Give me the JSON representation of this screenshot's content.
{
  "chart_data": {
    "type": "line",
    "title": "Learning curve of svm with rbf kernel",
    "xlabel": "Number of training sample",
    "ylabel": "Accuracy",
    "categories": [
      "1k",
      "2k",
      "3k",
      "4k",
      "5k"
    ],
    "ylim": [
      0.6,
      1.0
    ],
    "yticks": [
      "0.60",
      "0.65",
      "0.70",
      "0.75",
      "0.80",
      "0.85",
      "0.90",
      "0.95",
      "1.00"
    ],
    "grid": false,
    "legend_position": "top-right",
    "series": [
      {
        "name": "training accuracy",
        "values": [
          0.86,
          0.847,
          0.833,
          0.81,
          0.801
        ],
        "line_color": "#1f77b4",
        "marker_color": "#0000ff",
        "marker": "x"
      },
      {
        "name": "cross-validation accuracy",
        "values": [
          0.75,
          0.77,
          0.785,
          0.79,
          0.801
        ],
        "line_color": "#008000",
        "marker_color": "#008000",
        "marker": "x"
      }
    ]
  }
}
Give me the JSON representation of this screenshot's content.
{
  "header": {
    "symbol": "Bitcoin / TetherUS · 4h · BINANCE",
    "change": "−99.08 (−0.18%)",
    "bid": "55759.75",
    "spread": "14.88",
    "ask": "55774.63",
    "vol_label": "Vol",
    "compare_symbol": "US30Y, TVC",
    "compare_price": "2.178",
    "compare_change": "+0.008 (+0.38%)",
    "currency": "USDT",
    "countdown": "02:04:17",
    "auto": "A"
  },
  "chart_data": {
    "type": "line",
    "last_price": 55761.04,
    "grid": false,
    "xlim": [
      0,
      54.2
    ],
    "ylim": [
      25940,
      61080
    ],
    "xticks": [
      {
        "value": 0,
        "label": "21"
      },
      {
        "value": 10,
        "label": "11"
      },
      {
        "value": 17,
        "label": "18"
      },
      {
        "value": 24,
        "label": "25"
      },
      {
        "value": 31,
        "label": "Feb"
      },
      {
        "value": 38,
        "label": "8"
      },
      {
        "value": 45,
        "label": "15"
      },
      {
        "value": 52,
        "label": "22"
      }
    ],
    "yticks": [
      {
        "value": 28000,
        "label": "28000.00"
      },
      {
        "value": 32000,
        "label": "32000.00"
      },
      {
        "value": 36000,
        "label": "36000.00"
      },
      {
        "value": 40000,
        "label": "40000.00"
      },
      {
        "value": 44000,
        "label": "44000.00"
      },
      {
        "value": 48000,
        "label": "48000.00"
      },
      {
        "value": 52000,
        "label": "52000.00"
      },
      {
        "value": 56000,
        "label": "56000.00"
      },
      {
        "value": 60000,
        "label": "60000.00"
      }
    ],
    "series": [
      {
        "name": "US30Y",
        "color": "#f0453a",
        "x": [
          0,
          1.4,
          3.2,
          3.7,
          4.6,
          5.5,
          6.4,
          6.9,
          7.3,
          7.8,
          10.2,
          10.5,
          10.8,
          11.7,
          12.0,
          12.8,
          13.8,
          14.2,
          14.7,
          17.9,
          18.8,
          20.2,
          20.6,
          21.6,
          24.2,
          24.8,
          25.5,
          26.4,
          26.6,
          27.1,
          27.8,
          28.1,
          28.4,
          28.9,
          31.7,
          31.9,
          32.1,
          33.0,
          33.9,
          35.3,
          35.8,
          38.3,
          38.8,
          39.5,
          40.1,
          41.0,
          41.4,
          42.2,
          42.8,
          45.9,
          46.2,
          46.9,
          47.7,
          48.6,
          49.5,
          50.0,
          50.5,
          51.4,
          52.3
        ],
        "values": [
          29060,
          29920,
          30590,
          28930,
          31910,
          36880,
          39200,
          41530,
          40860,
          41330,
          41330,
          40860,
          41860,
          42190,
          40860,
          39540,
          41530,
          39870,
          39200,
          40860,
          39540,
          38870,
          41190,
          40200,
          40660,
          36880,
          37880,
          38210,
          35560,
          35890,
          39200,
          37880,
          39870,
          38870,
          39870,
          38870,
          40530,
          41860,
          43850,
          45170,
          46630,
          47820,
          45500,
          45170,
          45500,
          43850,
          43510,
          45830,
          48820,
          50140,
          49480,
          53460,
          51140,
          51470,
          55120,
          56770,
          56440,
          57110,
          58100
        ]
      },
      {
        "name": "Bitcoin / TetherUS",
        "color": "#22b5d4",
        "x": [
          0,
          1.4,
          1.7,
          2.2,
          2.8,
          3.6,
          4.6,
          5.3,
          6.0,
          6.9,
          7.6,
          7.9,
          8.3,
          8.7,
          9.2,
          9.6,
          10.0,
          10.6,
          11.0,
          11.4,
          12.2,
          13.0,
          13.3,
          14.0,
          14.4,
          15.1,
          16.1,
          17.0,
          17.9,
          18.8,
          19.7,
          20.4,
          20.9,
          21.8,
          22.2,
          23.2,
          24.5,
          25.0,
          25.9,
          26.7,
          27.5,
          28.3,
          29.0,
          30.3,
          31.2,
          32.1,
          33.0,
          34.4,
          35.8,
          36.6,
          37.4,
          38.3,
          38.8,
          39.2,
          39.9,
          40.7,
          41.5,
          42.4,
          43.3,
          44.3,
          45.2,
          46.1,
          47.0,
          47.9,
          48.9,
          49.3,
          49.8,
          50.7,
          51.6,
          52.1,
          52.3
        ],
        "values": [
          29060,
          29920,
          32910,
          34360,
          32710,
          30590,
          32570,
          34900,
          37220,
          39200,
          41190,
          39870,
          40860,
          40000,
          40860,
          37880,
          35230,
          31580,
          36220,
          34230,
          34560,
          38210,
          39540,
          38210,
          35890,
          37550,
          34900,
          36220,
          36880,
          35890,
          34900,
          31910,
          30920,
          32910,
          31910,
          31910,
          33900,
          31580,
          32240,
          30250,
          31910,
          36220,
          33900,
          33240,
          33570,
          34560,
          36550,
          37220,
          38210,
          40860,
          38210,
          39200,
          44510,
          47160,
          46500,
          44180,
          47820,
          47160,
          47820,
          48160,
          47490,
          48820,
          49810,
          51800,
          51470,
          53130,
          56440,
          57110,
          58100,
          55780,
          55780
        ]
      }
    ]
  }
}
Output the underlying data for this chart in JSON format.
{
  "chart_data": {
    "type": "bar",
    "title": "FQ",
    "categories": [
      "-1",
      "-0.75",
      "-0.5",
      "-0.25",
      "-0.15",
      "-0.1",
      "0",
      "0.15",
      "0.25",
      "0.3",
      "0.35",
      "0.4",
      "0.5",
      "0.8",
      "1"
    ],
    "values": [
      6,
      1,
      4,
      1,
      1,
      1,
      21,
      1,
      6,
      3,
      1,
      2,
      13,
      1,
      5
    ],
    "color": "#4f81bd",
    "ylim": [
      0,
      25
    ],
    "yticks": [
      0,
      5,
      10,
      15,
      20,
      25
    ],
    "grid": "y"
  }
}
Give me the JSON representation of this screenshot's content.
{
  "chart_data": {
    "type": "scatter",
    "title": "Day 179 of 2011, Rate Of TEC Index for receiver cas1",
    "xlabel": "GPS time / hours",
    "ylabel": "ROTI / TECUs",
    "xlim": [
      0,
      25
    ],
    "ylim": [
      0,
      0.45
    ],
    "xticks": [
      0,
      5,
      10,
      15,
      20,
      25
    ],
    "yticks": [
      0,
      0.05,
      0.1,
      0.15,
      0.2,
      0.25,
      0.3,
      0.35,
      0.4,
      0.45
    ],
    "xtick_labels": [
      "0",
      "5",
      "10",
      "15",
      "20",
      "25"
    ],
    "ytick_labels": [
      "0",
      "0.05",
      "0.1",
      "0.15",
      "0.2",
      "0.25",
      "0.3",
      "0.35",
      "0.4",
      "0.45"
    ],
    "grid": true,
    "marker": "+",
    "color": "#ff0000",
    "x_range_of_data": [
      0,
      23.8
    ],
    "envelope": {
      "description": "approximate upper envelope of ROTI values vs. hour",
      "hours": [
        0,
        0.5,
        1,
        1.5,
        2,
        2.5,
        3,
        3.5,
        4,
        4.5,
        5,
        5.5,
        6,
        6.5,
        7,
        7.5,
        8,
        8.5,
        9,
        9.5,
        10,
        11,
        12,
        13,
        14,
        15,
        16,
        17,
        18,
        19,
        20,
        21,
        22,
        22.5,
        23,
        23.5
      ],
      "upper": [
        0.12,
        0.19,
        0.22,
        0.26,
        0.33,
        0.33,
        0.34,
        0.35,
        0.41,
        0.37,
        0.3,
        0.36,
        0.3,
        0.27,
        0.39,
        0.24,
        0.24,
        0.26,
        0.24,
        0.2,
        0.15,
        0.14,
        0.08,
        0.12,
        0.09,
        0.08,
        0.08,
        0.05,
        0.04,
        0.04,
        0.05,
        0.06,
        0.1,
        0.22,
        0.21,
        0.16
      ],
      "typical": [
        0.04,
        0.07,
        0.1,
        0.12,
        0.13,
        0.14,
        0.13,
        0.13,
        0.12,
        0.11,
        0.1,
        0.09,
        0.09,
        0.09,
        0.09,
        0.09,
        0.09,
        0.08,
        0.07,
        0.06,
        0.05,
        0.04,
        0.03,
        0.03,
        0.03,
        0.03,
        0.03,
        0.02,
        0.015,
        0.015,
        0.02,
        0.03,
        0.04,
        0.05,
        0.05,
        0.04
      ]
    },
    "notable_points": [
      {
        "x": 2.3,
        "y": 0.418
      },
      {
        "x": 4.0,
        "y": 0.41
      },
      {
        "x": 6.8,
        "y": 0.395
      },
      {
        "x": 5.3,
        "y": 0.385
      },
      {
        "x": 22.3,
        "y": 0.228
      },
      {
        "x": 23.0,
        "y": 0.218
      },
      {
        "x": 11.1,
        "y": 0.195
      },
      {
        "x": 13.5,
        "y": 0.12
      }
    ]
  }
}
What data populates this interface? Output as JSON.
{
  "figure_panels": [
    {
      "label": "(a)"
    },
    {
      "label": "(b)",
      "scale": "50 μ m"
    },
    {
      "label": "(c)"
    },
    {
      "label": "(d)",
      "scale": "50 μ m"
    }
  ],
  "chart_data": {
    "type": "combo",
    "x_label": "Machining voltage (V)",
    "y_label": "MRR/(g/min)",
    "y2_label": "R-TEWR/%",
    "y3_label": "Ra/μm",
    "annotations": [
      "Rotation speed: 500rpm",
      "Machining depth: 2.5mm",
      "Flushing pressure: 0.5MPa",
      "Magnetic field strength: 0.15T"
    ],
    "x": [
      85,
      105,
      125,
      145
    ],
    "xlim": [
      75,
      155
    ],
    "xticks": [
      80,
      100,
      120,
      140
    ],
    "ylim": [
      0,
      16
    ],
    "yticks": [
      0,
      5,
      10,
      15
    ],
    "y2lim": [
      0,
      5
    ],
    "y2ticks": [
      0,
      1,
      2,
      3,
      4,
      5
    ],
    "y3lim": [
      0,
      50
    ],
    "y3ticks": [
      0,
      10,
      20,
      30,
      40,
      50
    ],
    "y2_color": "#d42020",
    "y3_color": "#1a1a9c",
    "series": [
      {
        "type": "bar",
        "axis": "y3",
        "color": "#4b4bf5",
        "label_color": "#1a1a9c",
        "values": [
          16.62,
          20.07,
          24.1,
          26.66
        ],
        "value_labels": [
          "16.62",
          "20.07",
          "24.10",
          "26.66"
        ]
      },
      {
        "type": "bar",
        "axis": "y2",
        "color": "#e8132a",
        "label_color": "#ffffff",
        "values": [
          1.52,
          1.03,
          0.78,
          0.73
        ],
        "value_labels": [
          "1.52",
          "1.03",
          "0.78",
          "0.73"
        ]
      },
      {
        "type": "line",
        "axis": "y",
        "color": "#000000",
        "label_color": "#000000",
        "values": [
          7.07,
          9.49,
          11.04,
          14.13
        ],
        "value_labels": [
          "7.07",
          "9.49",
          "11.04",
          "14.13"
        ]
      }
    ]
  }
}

________

Work instructions: Your task is to collect every line above that contains the word "name".

Complete answer:
        "name": "training accuracy",
        "name": "cross-validation accuracy",
        "name": "US30Y",
        "name": "Bitcoin / TetherUS",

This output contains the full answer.